Dataset items:
━━━━

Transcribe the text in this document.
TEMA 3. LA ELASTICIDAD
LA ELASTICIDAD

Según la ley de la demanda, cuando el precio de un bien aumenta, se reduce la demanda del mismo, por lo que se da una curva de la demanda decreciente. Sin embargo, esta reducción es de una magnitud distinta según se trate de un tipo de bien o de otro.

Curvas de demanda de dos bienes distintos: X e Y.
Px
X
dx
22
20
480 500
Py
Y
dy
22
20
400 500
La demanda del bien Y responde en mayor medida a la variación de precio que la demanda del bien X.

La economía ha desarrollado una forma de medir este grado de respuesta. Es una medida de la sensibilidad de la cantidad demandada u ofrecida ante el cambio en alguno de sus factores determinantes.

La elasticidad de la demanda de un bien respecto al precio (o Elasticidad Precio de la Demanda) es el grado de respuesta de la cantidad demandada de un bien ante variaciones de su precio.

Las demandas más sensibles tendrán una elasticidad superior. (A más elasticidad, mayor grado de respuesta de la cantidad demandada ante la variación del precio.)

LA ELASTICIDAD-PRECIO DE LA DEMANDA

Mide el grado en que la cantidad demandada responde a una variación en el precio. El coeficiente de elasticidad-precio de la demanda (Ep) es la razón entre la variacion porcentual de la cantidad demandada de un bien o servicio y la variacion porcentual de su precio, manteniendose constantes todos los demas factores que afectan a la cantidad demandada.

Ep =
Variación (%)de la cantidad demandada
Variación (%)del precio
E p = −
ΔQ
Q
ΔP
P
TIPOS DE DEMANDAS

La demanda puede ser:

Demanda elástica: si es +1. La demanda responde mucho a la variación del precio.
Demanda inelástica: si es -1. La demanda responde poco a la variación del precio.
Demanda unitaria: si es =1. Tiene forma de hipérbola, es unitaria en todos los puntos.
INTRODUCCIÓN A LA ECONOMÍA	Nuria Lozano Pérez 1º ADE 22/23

━━━━

> _TASK DETAILS_
Search the entries for the string "respuesta" and collect each line that has it.

> _EXERCISE RESPONSE_
La economía ha desarrollado una forma de medir este grado de respuesta. Es una medida de la sensibilidad de la cantidad demandada u ofrecida ante el cambio en alguno de sus factores determinantes.
La elasticidad de la demanda de un bien respecto al precio (o Elasticidad Precio de la Demanda) es el grado de respuesta de la cantidad demandada de un bien ante variaciones de su precio.
Las demandas más sensibles tendrán una elasticidad superior. (A más elasticidad, mayor grado de respuesta de la cantidad demandada ante la variación del precio.)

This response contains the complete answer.